### [Data excerpts]
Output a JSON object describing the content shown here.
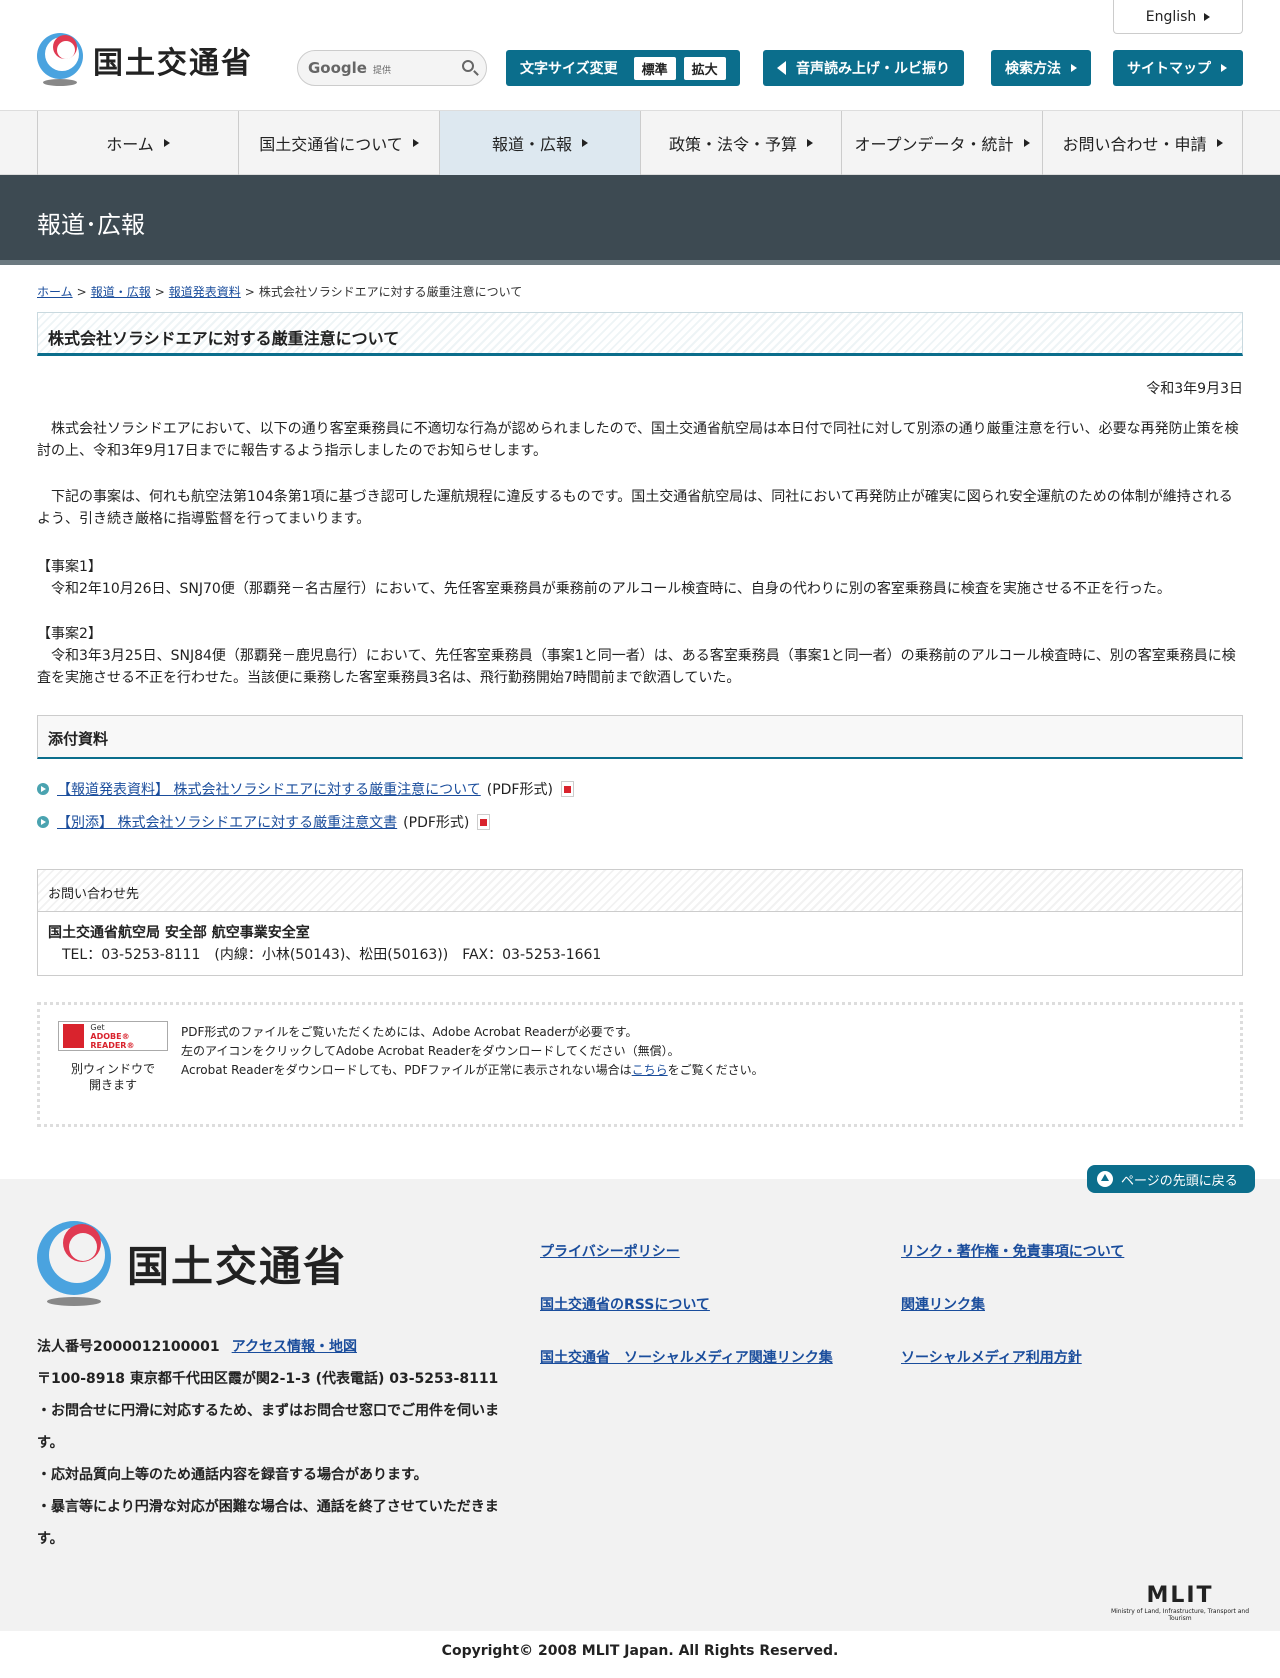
{
  "header": {
    "logo_text": "国土交通省",
    "english_label": "English",
    "search": {
      "brand": "Google",
      "provided": "提供"
    },
    "font_size": {
      "label": "文字サイズ変更",
      "standard": "標準",
      "large": "拡大"
    },
    "speech_label": "音声読み上げ・ルビ振り",
    "search_method_label": "検索方法",
    "sitemap_label": "サイトマップ"
  },
  "nav": {
    "items": [
      {
        "label": "ホーム"
      },
      {
        "label": "国土交通省について"
      },
      {
        "label": "報道・広報"
      },
      {
        "label": "政策・法令・予算"
      },
      {
        "label": "オープンデータ・統計"
      },
      {
        "label": "お問い合わせ・申請"
      }
    ]
  },
  "page_title": "報道･広報",
  "breadcrumb": {
    "home": "ホーム",
    "press": "報道・広報",
    "releases": "報道発表資料",
    "current": "株式会社ソラシドエアに対する厳重注意について",
    "sep": ">"
  },
  "article": {
    "title": "株式会社ソラシドエアに対する厳重注意について",
    "date": "令和3年9月3日",
    "para1": "　株式会社ソラシドエアにおいて、以下の通り客室乗務員に不適切な行為が認められましたので、国土交通省航空局は本日付で同社に対して別添の通り厳重注意を行い、必要な再発防止策を検討の上、令和3年9月17日までに報告するよう指示しましたのでお知らせします。",
    "para2": "　下記の事案は、何れも航空法第104条第1項に基づき認可した運航規程に違反するものです。国土交通省航空局は、同社において再発防止が確実に図られ安全運航のための体制が維持されるよう、引き続き厳格に指導監督を行ってまいります。",
    "case1_title": "【事案1】",
    "case1_body": "　令和2年10月26日、SNJ70便（那覇発－名古屋行）において、先任客室乗務員が乗務前のアルコール検査時に、自身の代わりに別の客室乗務員に検査を実施させる不正を行った。",
    "case2_title": "【事案2】",
    "case2_body": "　令和3年3月25日、SNJ84便（那覇発－鹿児島行）において、先任客室乗務員（事案1と同一者）は、ある客室乗務員（事案1と同一者）の乗務前のアルコール検査時に、別の客室乗務員に検査を実施させる不正を行わせた。当該便に乗務した客室乗務員3名は、飛行勤務開始7時間前まで飲酒していた。"
  },
  "attachments": {
    "heading": "添付資料",
    "files": [
      {
        "label": "【報道発表資料】 株式会社ソラシドエアに対する厳重注意について",
        "format": "(PDF形式)"
      },
      {
        "label": "【別添】 株式会社ソラシドエアに対する厳重注意文書",
        "format": "(PDF形式)"
      }
    ]
  },
  "contact": {
    "heading": "お問い合わせ先",
    "org": "国土交通省航空局 安全部 航空事業安全室",
    "tel": "　TEL：03-5253-8111　(内線：小林(50143)、松田(50163))　FAX：03-5253-1661"
  },
  "adobe": {
    "badge_get": "Get",
    "badge_name": "ADOBE® READER®",
    "window_note_1": "別ウィンドウで",
    "window_note_2": "開きます",
    "line1": "PDF形式のファイルをご覧いただくためには、Adobe Acrobat Readerが必要です。",
    "line2": "左のアイコンをクリックしてAdobe Acrobat Readerをダウンロードしてください（無償）。",
    "line3_pre": "Acrobat Readerをダウンロードしても、PDFファイルが正常に表示されない場合は",
    "line3_link": "こちら",
    "line3_post": "をご覧ください。"
  },
  "footer": {
    "page_top": "ページの先頭に戻る",
    "logo_text": "国土交通省",
    "corp_number": "法人番号2000012100001",
    "access_link": "アクセス情報・地図",
    "address": "〒100-8918 東京都千代田区霞が関2-1-3 (代表電話) 03-5253-8111",
    "note1": "・お問合せに円滑に対応するため、まずはお問合せ窓口でご用件を伺います。",
    "note2": "・応対品質向上等のため通話内容を録音する場合があります。",
    "note3": "・暴言等により円滑な対応が困難な場合は、通話を終了させていただきます。",
    "links": {
      "privacy": "プライバシーポリシー",
      "rss": "国土交通省のRSSについて",
      "social": "国土交通省　ソーシャルメディア関連リンク集",
      "copyright_link": "リンク・著作権・免責事項について",
      "related": "関連リンク集",
      "social_policy": "ソーシャルメディア利用方針"
    },
    "mlit": "MLIT",
    "mlit_sub": "Ministry of Land, Infrastructure, Transport and Tourism",
    "copyright": "Copyright© 2008 MLIT Japan. All Rights Reserved."
  }
}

### [TASK REQUIREMENTS]
Without the pictures, return the entries exactly as they appear.

### [COMPLETED TASK]
Output a JSON object describing the content shown here.
{
  "header": {
    "logo_text": "国土交通省",
    "english_label": "English",
    "search": {
      "brand": "Google",
      "provided": "提供"
    },
    "font_size": {
      "label": "文字サイズ変更",
      "standard": "標準",
      "large": "拡大"
    },
    "speech_label": "音声読み上げ・ルビ振り",
    "search_method_label": "検索方法",
    "sitemap_label": "サイトマップ"
  },
  "nav": {
    "items": [
      {
        "label": "ホーム"
      },
      {
        "label": "国土交通省について"
      },
      {
        "label": "報道・広報"
      },
      {
        "label": "政策・法令・予算"
      },
      {
        "label": "オープンデータ・統計"
      },
      {
        "label": "お問い合わせ・申請"
      }
    ]
  },
  "page_title": "報道･広報",
  "breadcrumb": {
    "home": "ホーム",
    "press": "報道・広報",
    "releases": "報道発表資料",
    "current": "株式会社ソラシドエアに対する厳重注意について",
    "sep": ">"
  },
  "article": {
    "title": "株式会社ソラシドエアに対する厳重注意について",
    "date": "令和3年9月3日",
    "para1": "　株式会社ソラシドエアにおいて、以下の通り客室乗務員に不適切な行為が認められましたので、国土交通省航空局は本日付で同社に対して別添の通り厳重注意を行い、必要な再発防止策を検討の上、令和3年9月17日までに報告するよう指示しましたのでお知らせします。",
    "para2": "　下記の事案は、何れも航空法第104条第1項に基づき認可した運航規程に違反するものです。国土交通省航空局は、同社において再発防止が確実に図られ安全運航のための体制が維持されるよう、引き続き厳格に指導監督を行ってまいります。",
    "case1_title": "【事案1】",
    "case1_body": "　令和2年10月26日、SNJ70便（那覇発－名古屋行）において、先任客室乗務員が乗務前のアルコール検査時に、自身の代わりに別の客室乗務員に検査を実施させる不正を行った。",
    "case2_title": "【事案2】",
    "case2_body": "　令和3年3月25日、SNJ84便（那覇発－鹿児島行）において、先任客室乗務員（事案1と同一者）は、ある客室乗務員（事案1と同一者）の乗務前のアルコール検査時に、別の客室乗務員に検査を実施させる不正を行わせた。当該便に乗務した客室乗務員3名は、飛行勤務開始7時間前まで飲酒していた。"
  },
  "attachments": {
    "heading": "添付資料",
    "files": [
      {
        "label": "【報道発表資料】 株式会社ソラシドエアに対する厳重注意について",
        "format": "(PDF形式)"
      },
      {
        "label": "【別添】 株式会社ソラシドエアに対する厳重注意文書",
        "format": "(PDF形式)"
      }
    ]
  },
  "contact": {
    "heading": "お問い合わせ先",
    "org": "国土交通省航空局 安全部 航空事業安全室",
    "tel": "　TEL：03-5253-8111　(内線：小林(50143)、松田(50163))　FAX：03-5253-1661"
  },
  "adobe": {
    "badge_get": "Get",
    "badge_name": "ADOBE® READER®",
    "window_note_1": "別ウィンドウで",
    "window_note_2": "開きます",
    "line1": "PDF形式のファイルをご覧いただくためには、Adobe Acrobat Readerが必要です。",
    "line2": "左のアイコンをクリックしてAdobe Acrobat Readerをダウンロードしてください（無償）。",
    "line3_pre": "Acrobat Readerをダウンロードしても、PDFファイルが正常に表示されない場合は",
    "line3_link": "こちら",
    "line3_post": "をご覧ください。"
  },
  "footer": {
    "page_top": "ページの先頭に戻る",
    "logo_text": "国土交通省",
    "corp_number": "法人番号2000012100001",
    "access_link": "アクセス情報・地図",
    "address": "〒100-8918 東京都千代田区霞が関2-1-3 (代表電話) 03-5253-8111",
    "note1": "・お問合せに円滑に対応するため、まずはお問合せ窓口でご用件を伺います。",
    "note2": "・応対品質向上等のため通話内容を録音する場合があります。",
    "note3": "・暴言等により円滑な対応が困難な場合は、通話を終了させていただきます。",
    "links": {
      "privacy": "プライバシーポリシー",
      "rss": "国土交通省のRSSについて",
      "social": "国土交通省　ソーシャルメディア関連リンク集",
      "copyright_link": "リンク・著作権・免責事項について",
      "related": "関連リンク集",
      "social_policy": "ソーシャルメディア利用方針"
    },
    "mlit": "MLIT",
    "mlit_sub": "Ministry of Land, Infrastructure, Transport and Tourism",
    "copyright": "Copyright© 2008 MLIT Japan. All Rights Reserved."
  }
}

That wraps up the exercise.